Records contained in a dataset:
--------------------

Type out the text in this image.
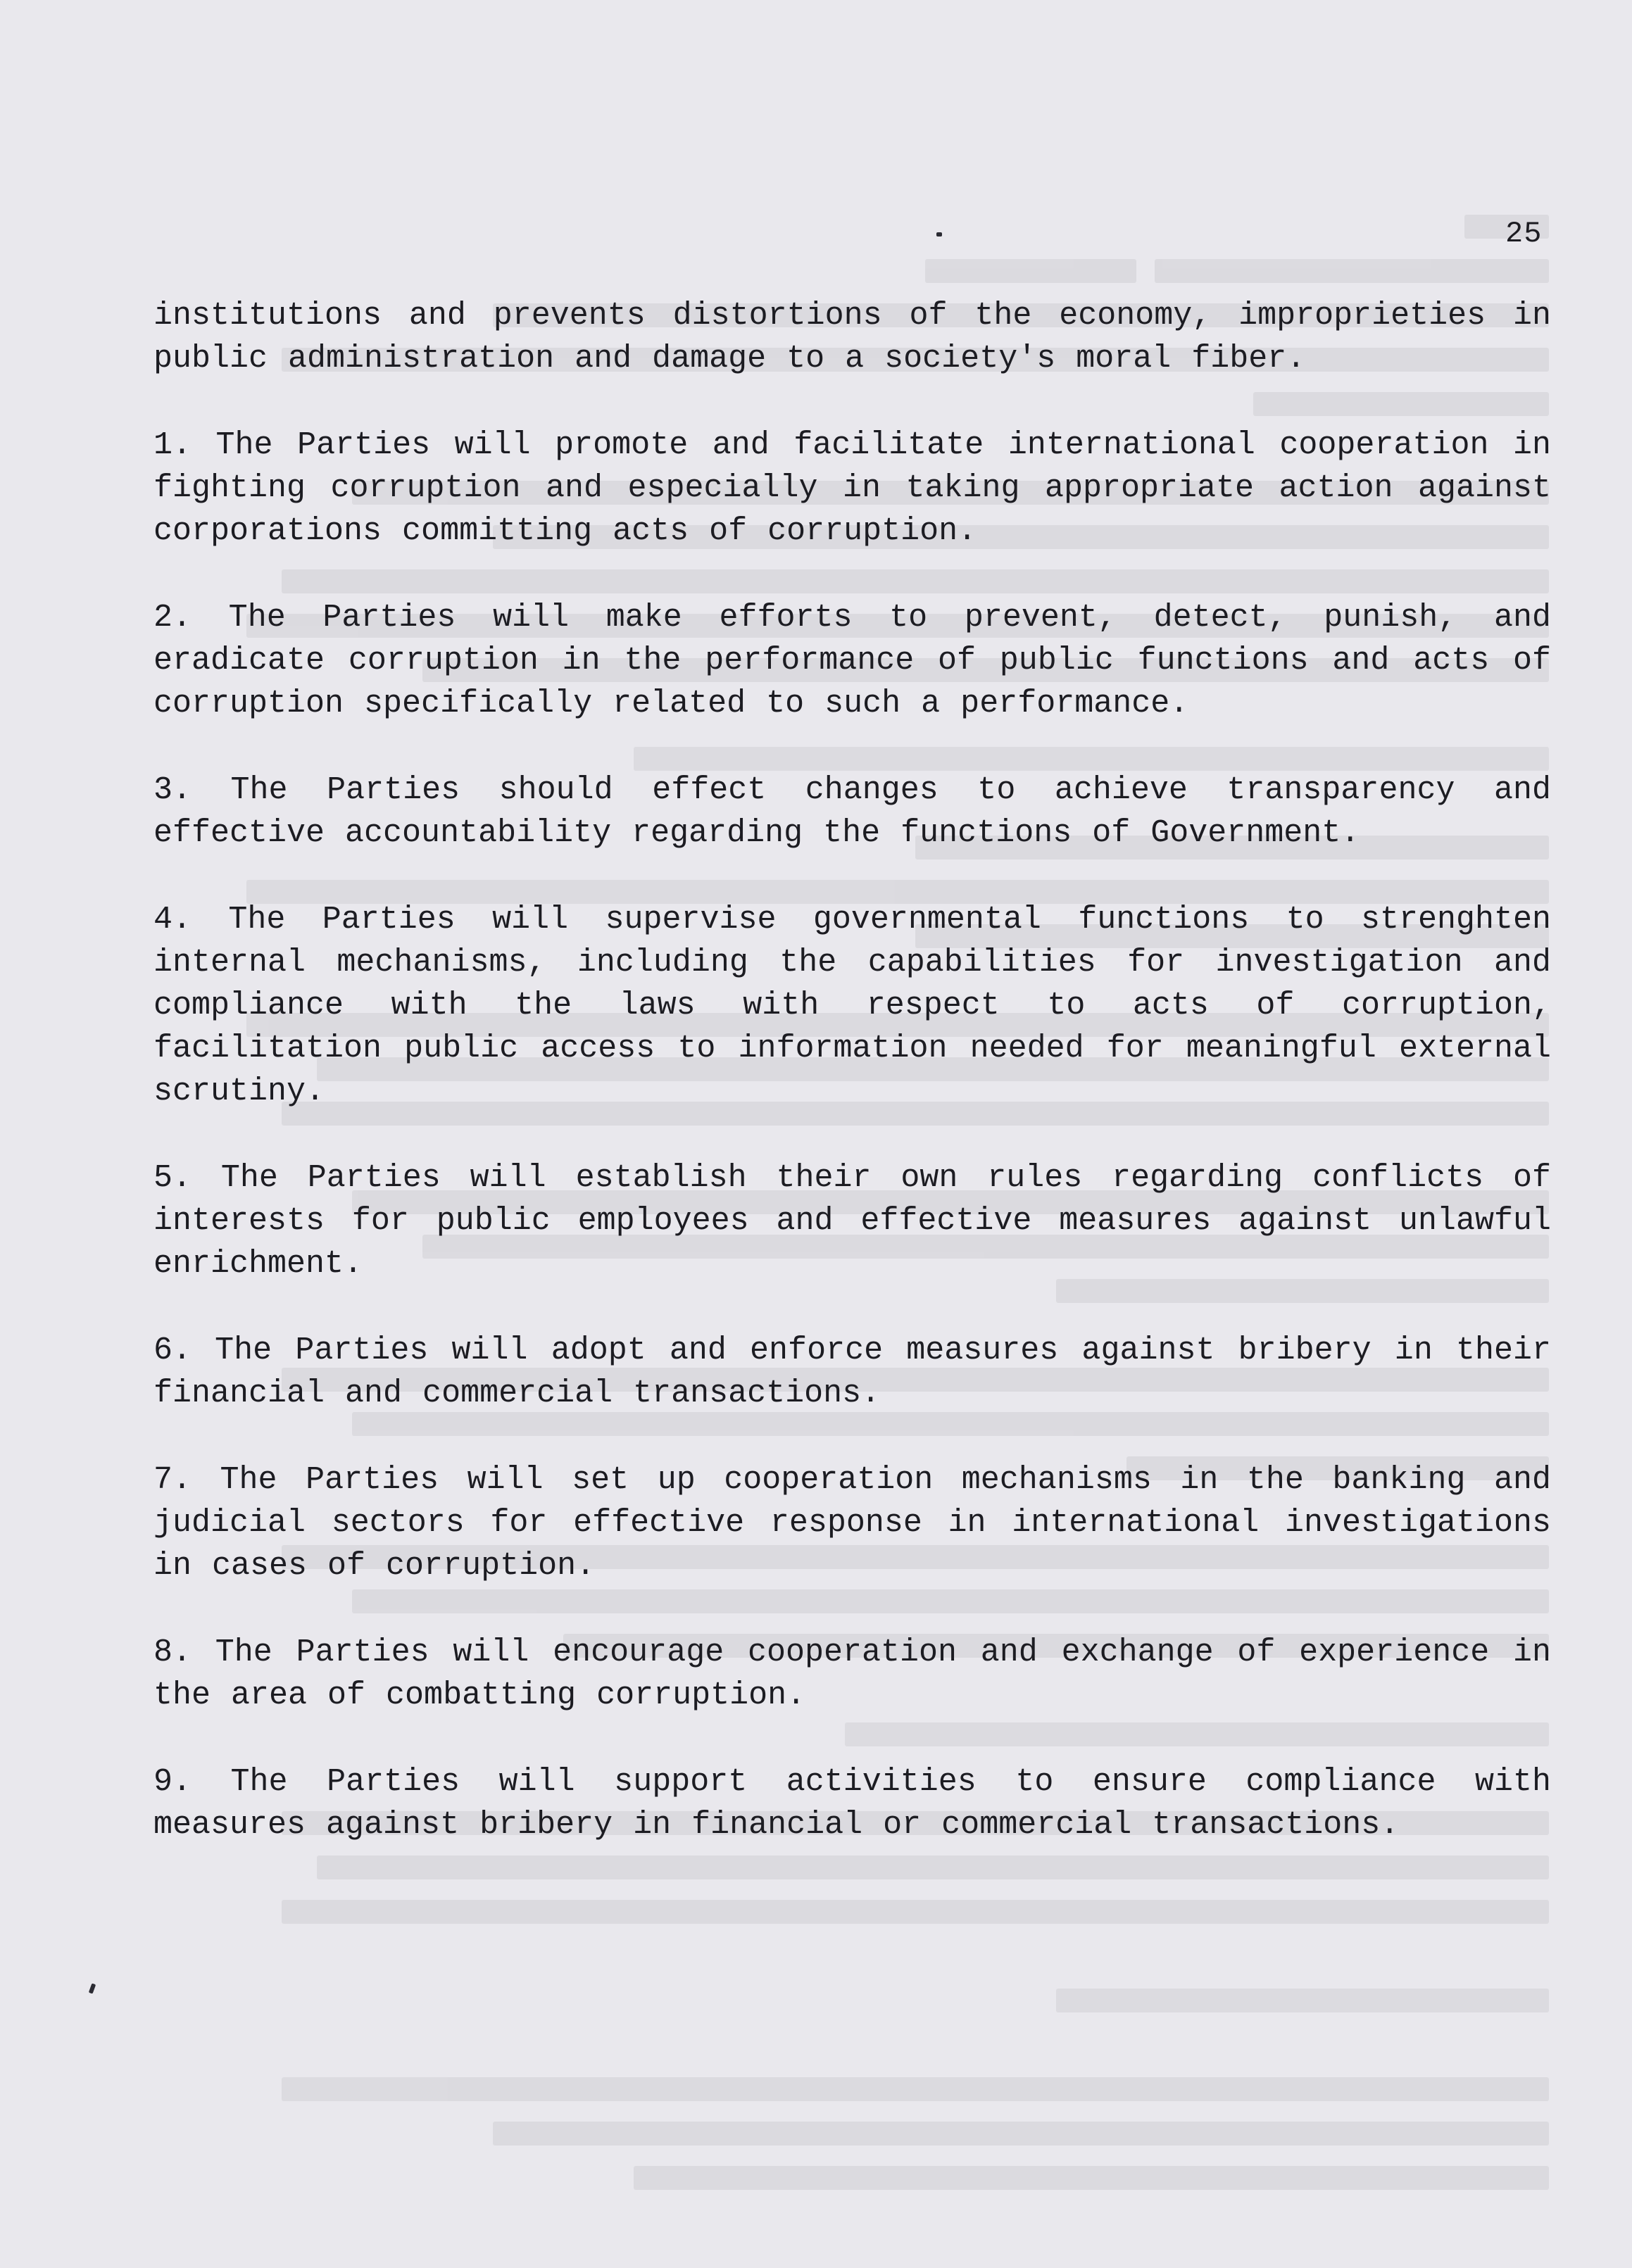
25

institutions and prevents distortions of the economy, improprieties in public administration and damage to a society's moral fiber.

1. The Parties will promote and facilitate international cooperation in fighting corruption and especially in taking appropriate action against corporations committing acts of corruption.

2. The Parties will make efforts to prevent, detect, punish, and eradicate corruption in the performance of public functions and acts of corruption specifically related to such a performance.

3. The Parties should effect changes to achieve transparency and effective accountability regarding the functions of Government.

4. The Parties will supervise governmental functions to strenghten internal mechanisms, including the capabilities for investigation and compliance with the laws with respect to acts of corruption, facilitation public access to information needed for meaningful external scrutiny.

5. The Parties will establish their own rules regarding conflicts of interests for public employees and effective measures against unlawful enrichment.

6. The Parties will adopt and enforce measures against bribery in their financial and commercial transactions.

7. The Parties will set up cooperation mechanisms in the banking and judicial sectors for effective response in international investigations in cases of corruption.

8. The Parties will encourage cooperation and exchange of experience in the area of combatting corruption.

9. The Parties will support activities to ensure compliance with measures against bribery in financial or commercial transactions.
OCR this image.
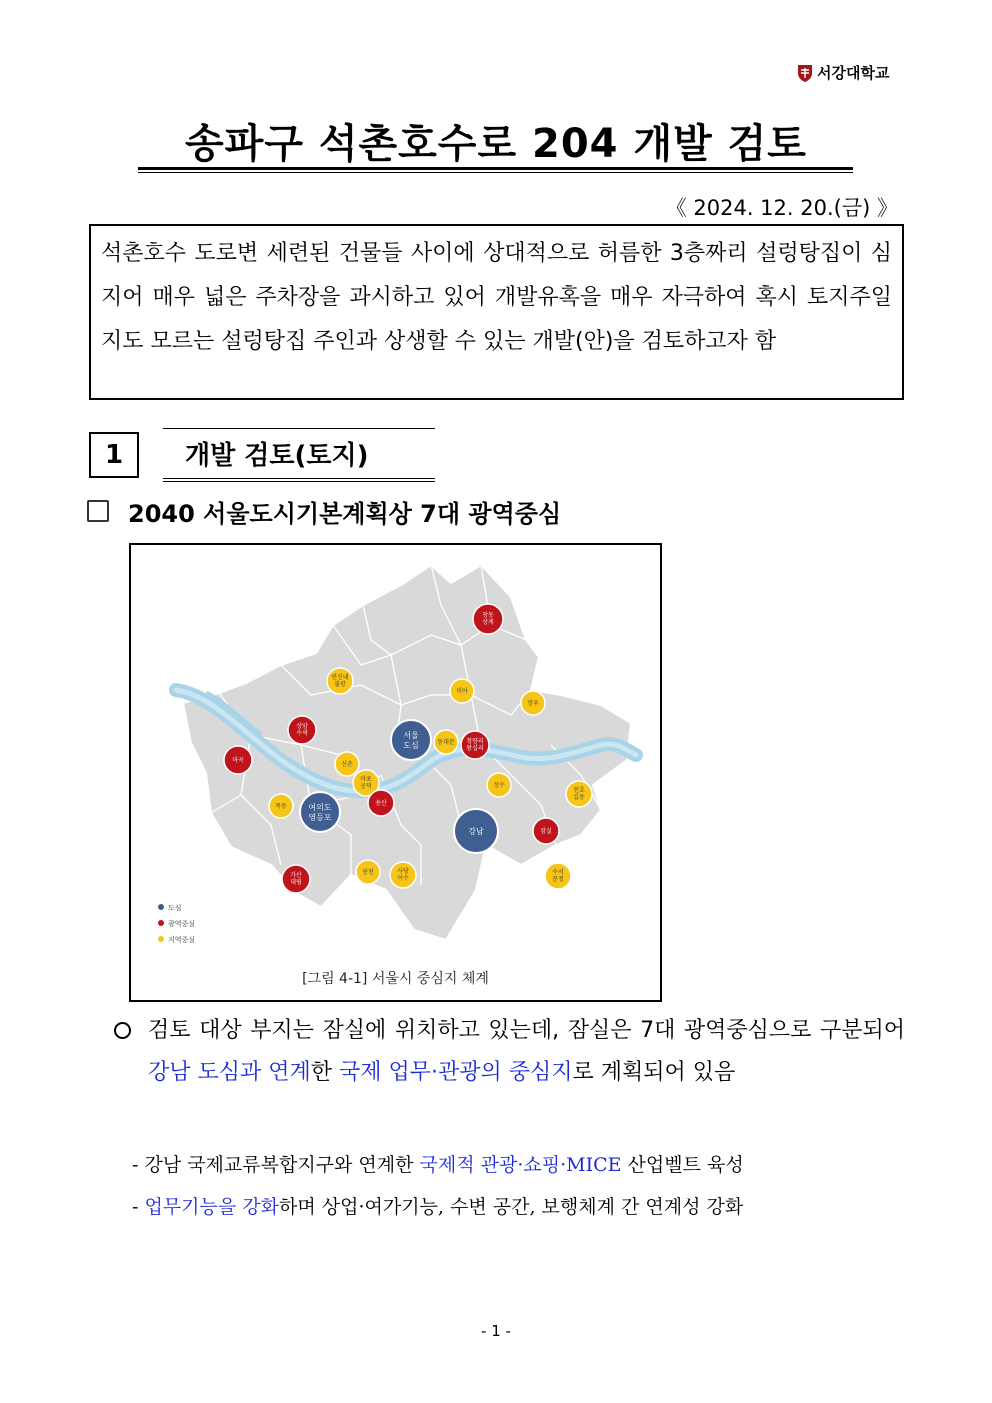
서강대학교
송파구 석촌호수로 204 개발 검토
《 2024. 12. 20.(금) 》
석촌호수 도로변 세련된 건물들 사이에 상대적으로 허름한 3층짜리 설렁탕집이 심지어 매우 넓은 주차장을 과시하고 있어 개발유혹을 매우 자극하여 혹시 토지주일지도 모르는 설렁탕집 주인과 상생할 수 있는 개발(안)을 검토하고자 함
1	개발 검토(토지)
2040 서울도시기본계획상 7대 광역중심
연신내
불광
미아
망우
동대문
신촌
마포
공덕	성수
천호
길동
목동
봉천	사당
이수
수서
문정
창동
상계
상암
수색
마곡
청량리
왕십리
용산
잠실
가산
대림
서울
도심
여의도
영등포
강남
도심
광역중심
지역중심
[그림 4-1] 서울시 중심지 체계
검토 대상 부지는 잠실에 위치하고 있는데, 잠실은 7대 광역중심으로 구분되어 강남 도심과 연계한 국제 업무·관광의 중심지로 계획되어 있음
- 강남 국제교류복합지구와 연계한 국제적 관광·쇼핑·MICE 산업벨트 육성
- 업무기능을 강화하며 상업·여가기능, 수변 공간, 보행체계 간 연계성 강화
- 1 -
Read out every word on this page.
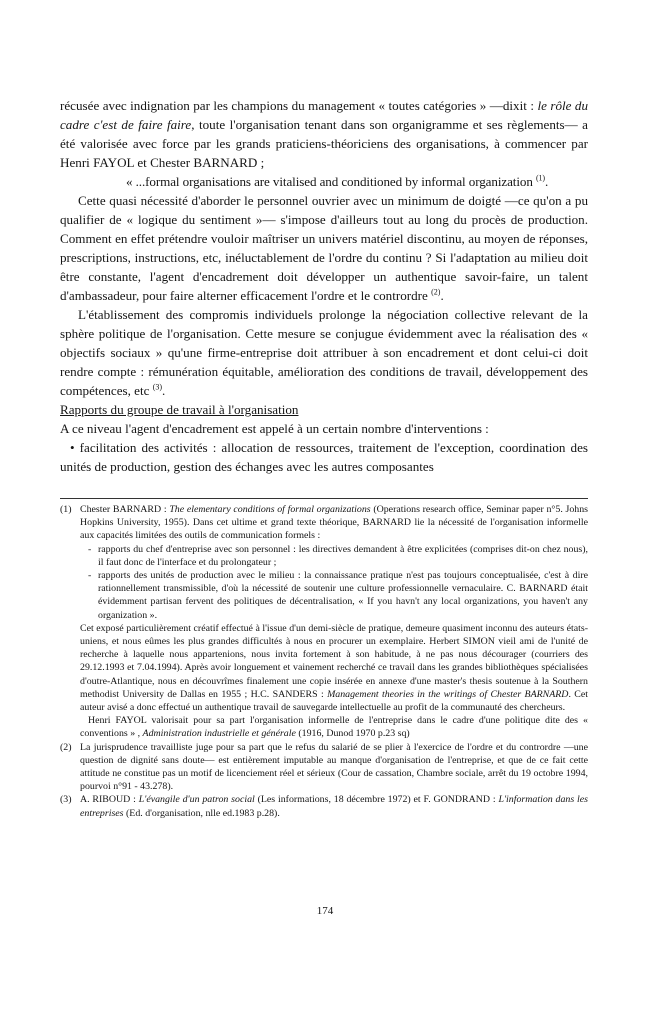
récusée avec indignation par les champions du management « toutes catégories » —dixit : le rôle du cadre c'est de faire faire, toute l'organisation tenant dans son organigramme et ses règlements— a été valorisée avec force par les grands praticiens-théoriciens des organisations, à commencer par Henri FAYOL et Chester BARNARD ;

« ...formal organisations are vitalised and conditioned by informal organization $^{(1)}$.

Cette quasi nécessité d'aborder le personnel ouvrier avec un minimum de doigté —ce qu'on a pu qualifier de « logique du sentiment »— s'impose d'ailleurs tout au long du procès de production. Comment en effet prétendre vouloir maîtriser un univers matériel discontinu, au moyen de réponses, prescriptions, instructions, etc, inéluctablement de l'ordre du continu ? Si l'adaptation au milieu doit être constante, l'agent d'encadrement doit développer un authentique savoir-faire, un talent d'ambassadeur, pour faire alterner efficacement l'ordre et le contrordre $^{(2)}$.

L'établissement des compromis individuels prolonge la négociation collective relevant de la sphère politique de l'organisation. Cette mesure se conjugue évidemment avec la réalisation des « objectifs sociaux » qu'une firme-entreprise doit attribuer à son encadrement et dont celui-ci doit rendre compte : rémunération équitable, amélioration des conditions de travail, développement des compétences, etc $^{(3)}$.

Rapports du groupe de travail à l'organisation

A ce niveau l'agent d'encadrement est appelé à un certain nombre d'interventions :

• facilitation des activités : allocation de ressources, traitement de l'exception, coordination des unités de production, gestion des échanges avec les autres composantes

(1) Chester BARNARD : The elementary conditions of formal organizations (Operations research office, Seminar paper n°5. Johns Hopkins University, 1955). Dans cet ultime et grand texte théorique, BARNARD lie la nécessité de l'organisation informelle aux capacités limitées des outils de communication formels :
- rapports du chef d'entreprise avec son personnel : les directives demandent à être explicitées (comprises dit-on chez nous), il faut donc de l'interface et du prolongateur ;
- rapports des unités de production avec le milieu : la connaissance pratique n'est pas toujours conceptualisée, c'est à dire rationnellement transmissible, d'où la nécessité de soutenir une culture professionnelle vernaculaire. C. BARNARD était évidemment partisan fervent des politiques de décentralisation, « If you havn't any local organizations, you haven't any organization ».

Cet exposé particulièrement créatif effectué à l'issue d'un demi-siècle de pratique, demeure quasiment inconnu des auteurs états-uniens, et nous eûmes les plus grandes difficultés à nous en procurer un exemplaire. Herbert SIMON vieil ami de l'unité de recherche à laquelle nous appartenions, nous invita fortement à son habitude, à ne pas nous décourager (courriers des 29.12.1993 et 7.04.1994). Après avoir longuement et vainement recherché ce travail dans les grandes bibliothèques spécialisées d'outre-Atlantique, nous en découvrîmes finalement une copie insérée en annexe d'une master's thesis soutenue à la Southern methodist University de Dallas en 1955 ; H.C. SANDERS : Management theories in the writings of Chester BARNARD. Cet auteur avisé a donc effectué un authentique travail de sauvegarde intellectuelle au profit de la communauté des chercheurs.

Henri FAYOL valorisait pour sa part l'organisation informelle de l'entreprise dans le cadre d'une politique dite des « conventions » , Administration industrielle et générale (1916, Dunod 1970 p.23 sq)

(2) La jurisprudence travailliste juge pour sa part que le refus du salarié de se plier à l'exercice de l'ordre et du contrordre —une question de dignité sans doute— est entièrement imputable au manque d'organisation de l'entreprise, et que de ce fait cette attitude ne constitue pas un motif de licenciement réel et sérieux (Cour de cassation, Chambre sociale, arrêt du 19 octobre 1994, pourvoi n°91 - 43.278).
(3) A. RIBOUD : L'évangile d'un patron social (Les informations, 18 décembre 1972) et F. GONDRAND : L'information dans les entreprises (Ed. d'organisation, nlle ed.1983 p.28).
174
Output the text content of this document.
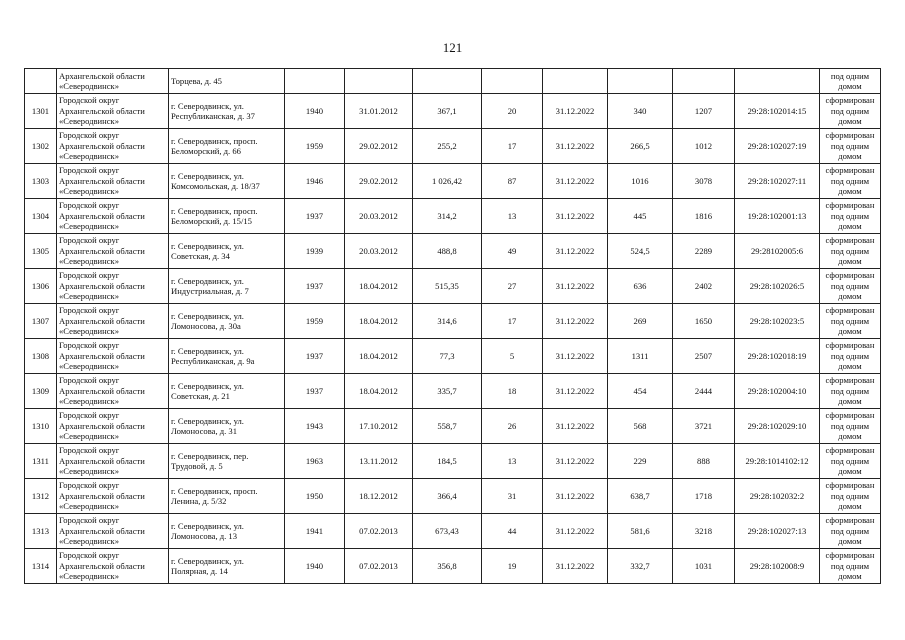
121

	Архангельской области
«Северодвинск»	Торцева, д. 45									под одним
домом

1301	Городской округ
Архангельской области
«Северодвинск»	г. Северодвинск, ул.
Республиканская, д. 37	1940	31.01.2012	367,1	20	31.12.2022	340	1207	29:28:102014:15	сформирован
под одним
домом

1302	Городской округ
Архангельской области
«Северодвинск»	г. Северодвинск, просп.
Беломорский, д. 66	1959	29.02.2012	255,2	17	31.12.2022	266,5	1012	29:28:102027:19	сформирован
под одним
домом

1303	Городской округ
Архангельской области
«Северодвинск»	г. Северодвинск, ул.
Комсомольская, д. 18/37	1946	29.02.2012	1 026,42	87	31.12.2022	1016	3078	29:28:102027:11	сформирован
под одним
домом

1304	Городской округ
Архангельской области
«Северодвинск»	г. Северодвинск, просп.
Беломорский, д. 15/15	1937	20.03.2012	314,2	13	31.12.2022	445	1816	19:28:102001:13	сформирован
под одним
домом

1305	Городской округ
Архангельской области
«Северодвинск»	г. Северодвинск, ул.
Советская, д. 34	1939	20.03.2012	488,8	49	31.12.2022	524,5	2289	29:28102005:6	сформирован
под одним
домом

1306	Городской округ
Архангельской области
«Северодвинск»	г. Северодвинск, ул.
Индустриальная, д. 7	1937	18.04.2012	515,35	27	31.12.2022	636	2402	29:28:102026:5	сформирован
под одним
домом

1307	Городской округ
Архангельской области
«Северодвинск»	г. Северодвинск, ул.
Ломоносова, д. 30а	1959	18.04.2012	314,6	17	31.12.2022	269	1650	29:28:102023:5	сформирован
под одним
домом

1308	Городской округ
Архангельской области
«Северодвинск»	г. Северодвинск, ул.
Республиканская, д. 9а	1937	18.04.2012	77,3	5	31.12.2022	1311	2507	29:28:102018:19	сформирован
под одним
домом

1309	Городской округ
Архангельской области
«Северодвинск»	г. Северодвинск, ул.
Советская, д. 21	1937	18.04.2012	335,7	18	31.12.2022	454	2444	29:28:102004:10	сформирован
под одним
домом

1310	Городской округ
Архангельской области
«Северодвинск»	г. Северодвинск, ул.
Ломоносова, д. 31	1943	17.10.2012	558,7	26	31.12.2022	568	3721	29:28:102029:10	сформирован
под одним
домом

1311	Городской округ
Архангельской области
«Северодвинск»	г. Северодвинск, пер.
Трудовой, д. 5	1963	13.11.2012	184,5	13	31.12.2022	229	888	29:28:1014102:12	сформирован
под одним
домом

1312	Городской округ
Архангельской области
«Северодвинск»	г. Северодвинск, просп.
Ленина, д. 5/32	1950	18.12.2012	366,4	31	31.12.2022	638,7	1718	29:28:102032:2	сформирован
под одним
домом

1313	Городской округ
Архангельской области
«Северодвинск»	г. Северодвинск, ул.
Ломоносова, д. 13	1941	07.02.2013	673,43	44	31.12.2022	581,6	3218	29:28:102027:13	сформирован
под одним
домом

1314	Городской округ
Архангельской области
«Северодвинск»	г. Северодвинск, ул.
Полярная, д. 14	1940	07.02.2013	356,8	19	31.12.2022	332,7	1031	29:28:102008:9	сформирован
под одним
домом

--------------------

Task directions: State the number of lines in these entries that include the string "this". Provide nothing beyond that number.

Response below: 4